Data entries

--- BEGIN ---

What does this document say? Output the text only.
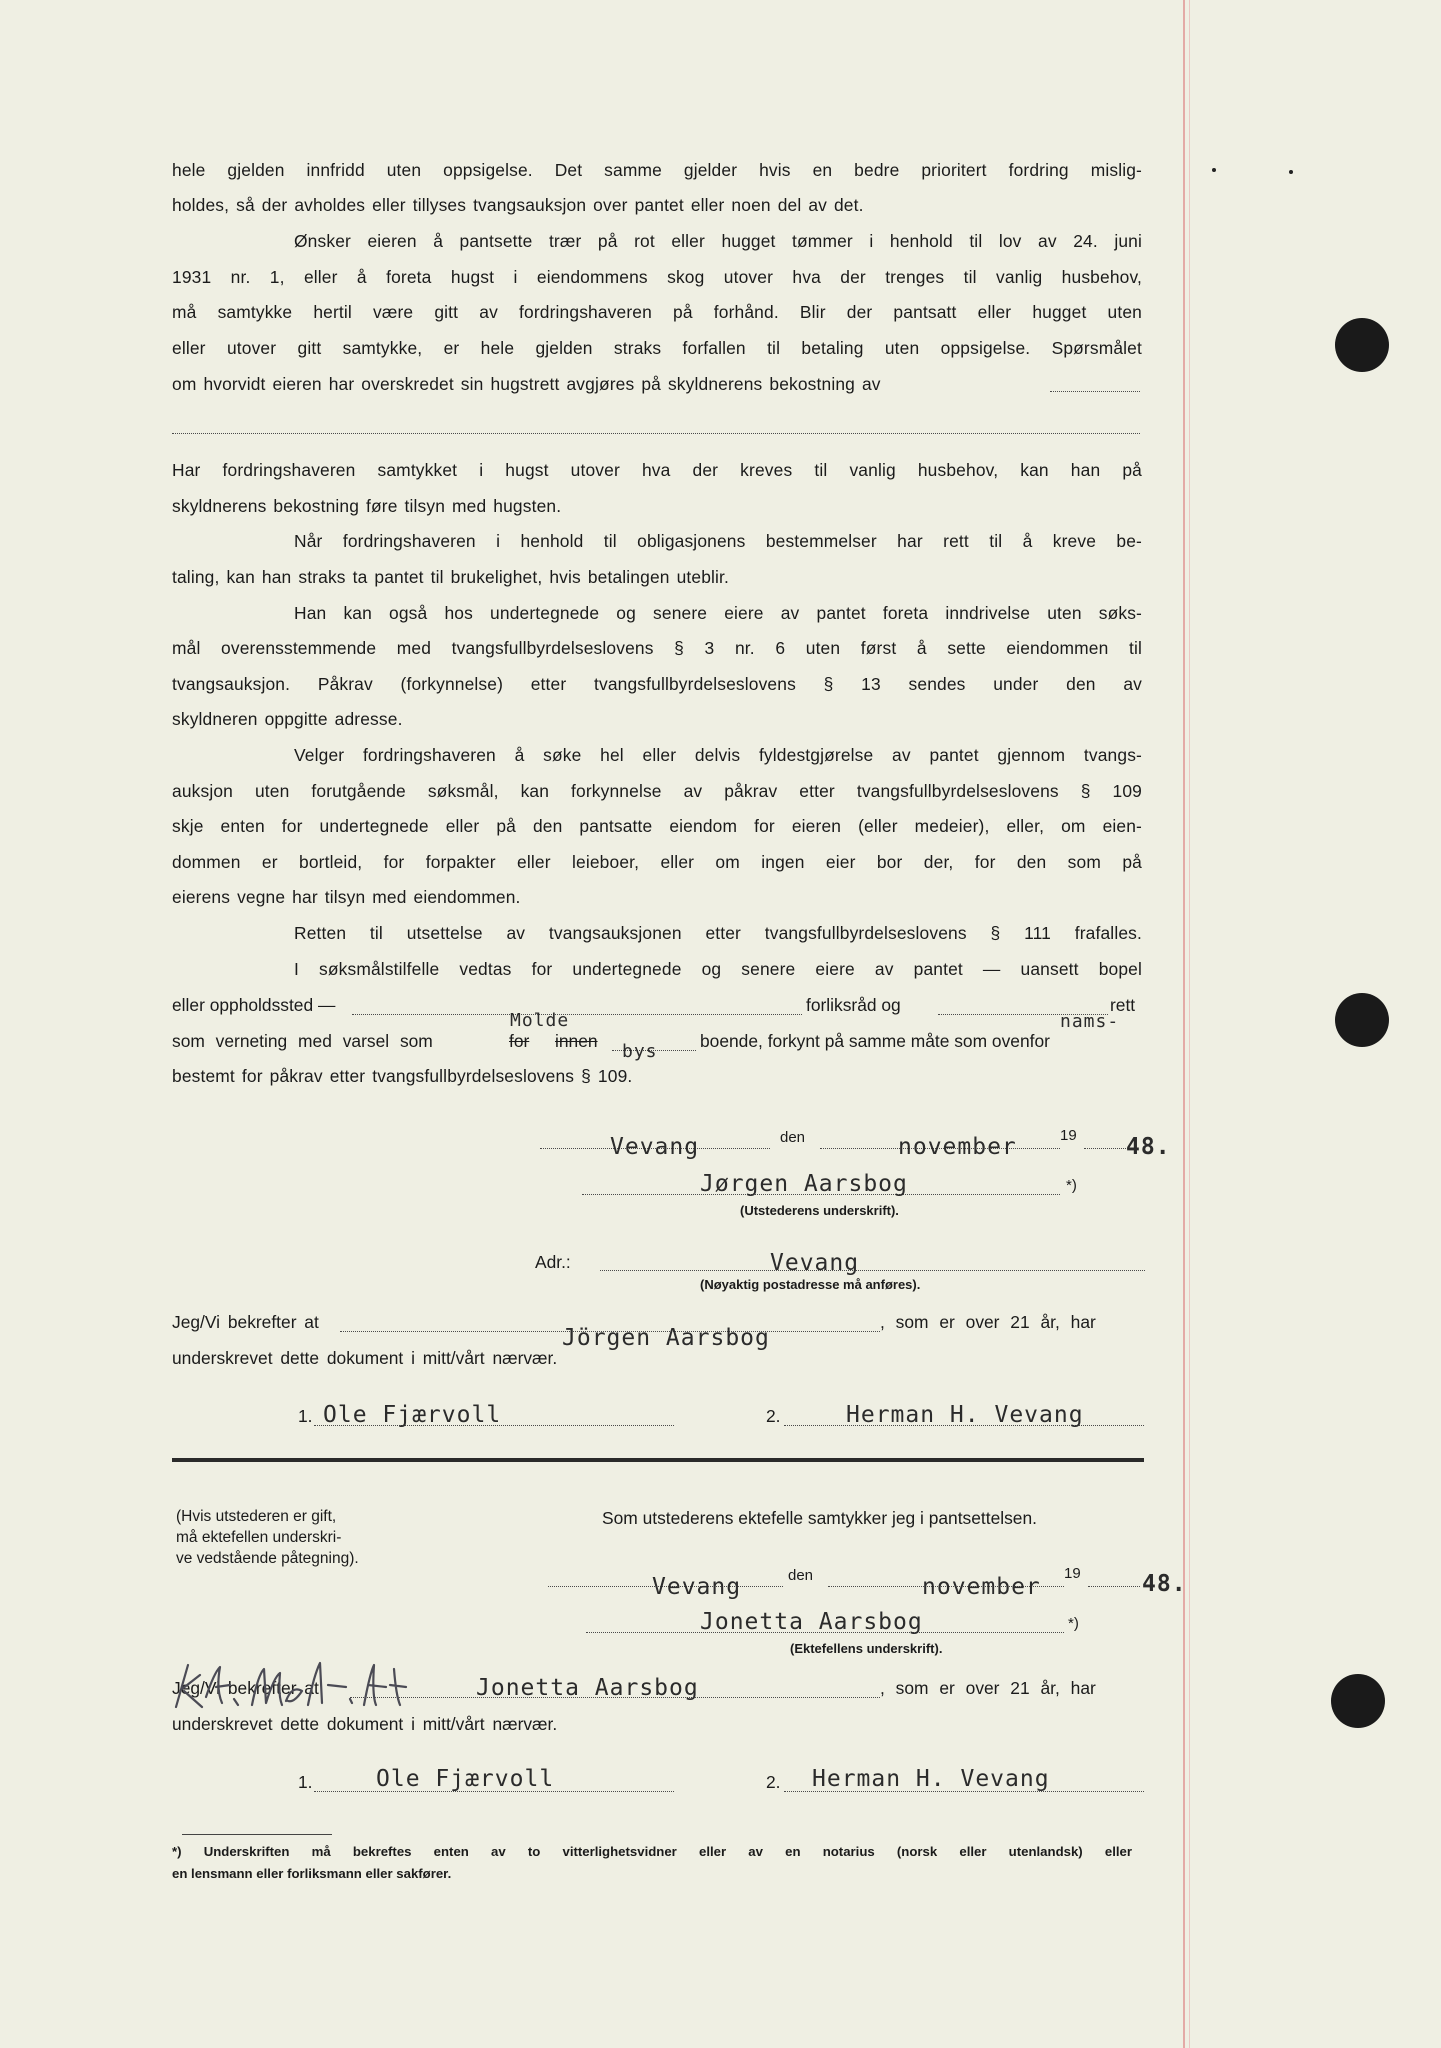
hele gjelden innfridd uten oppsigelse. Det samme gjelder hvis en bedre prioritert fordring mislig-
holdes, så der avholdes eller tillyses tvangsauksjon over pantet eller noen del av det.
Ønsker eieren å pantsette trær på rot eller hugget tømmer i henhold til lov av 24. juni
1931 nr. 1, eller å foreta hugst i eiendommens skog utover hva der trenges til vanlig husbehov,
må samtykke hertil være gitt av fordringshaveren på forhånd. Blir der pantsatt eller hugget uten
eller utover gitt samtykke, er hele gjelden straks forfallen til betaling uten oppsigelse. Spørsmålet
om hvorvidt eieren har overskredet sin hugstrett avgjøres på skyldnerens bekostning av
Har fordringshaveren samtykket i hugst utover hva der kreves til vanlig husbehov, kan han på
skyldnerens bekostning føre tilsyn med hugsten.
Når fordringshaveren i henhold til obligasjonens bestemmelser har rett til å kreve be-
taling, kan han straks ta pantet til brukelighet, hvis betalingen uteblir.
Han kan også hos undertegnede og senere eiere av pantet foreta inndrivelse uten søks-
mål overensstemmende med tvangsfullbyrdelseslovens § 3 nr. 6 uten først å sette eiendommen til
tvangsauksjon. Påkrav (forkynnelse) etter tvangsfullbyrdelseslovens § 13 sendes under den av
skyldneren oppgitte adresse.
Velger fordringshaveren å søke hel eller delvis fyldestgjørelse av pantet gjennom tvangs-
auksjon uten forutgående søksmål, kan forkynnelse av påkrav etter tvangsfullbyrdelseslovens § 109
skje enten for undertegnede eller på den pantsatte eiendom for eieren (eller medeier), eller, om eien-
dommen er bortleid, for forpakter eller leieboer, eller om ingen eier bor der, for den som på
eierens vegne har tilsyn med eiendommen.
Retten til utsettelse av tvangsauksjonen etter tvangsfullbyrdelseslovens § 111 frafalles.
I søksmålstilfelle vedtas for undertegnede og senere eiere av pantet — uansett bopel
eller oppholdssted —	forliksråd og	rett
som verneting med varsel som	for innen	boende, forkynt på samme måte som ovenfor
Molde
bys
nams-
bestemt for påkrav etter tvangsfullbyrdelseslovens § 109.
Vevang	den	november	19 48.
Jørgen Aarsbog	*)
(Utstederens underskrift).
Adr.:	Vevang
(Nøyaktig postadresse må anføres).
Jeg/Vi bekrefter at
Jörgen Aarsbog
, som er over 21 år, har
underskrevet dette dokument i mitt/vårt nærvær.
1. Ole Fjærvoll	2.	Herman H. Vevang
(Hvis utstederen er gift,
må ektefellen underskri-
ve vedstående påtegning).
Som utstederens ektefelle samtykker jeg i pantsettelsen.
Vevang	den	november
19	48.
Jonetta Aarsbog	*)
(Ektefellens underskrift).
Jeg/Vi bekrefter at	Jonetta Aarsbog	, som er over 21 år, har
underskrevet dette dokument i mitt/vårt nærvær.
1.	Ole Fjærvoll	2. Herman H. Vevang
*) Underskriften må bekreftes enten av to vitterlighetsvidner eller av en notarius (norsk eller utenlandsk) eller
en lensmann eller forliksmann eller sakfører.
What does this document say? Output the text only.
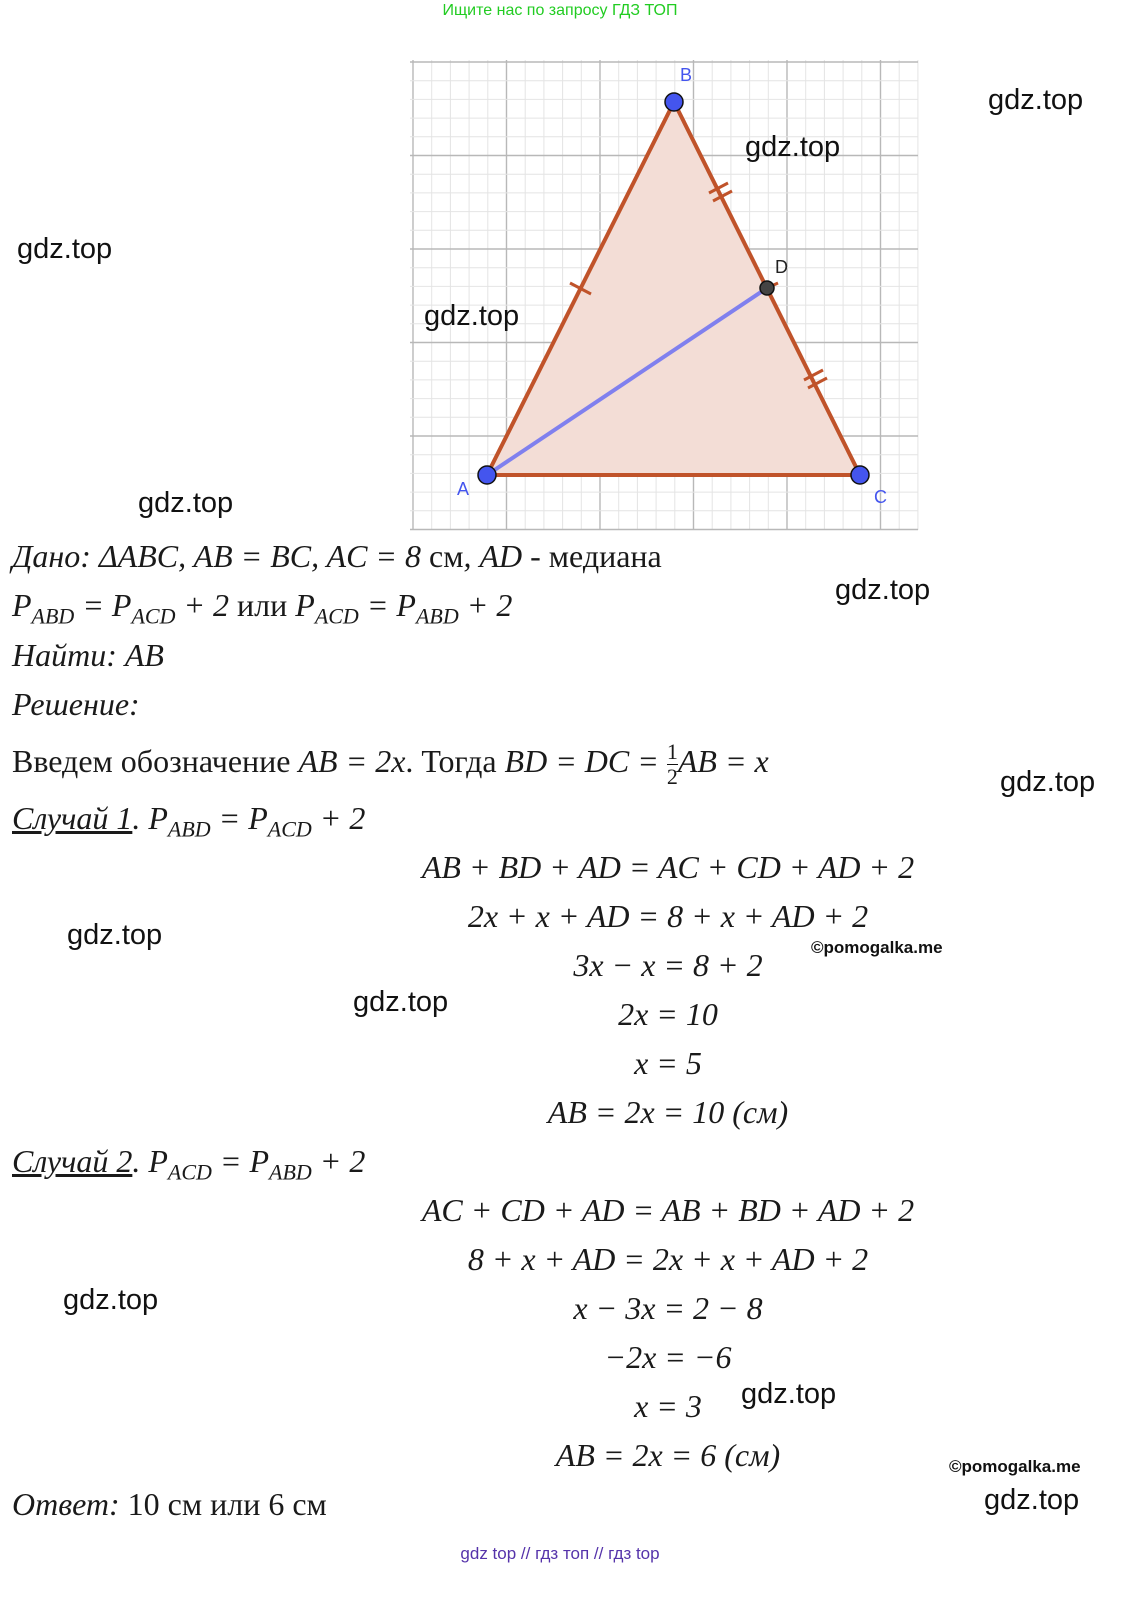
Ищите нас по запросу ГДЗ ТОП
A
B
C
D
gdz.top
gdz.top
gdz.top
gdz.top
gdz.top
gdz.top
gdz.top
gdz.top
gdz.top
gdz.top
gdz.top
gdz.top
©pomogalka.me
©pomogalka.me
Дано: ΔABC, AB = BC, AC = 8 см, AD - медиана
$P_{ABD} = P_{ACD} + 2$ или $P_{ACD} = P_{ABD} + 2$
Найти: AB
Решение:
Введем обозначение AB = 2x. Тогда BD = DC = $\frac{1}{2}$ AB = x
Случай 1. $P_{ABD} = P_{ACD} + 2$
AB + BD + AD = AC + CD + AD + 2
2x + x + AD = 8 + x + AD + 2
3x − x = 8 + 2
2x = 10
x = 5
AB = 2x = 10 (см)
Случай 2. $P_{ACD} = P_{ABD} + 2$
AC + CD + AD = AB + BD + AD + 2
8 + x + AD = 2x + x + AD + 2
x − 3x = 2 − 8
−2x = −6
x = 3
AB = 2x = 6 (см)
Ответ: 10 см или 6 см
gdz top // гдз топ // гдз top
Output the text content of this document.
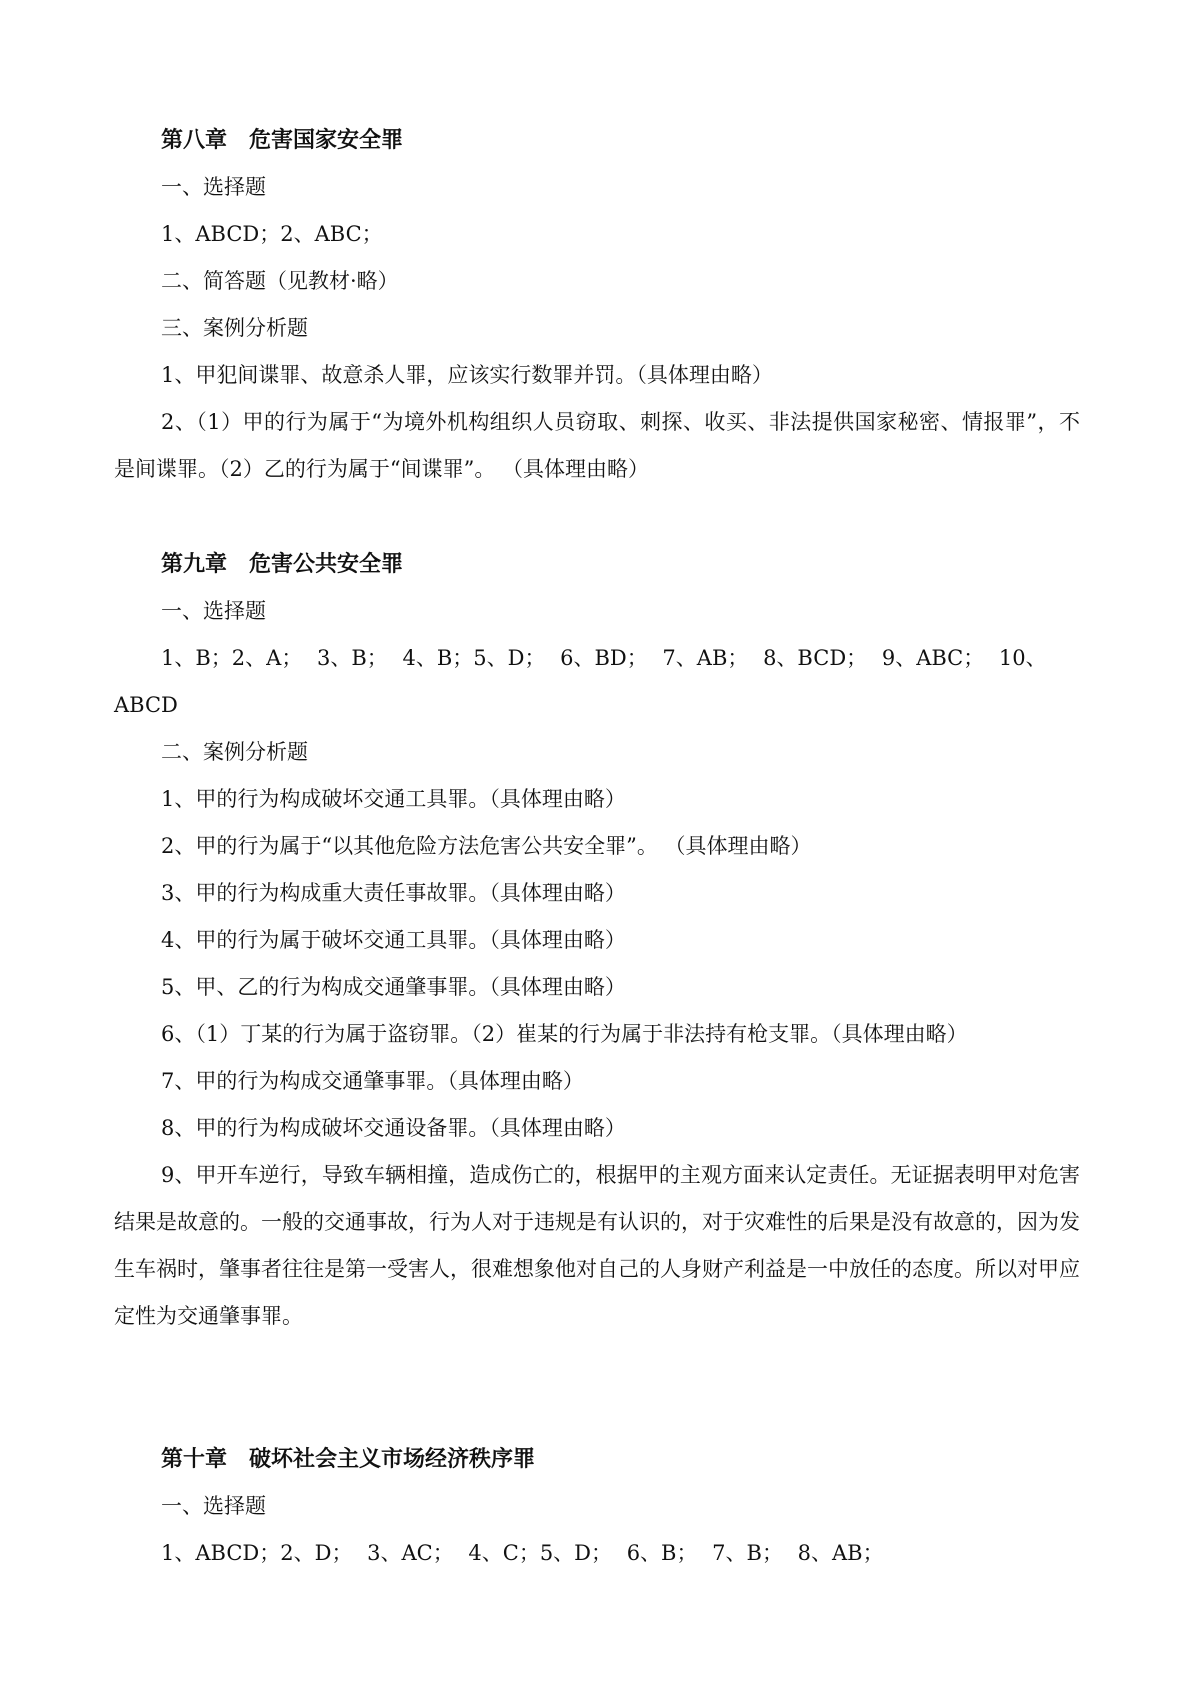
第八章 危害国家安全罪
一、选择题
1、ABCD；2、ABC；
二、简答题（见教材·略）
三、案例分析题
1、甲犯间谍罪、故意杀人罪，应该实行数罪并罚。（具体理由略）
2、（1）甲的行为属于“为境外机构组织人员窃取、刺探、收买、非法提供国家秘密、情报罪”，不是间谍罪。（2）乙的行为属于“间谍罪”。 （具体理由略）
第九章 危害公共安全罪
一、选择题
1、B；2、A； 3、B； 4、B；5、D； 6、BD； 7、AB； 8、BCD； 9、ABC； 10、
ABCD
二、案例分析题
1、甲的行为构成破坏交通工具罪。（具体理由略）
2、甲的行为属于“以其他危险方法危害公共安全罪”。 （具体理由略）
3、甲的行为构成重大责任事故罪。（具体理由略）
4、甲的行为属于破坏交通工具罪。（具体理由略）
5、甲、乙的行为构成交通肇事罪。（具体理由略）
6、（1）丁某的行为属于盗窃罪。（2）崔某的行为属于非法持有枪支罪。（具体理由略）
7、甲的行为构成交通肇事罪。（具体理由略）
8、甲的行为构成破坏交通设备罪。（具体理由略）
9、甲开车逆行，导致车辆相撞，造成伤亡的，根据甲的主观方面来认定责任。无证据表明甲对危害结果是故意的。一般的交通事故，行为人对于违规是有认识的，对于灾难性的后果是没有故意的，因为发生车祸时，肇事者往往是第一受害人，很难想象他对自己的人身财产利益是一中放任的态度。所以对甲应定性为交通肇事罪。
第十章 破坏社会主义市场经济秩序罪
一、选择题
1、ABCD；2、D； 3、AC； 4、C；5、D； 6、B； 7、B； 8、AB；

--- END ---

Find out how many lines in the listing contain the string "undertegnede". Give the number alone.

3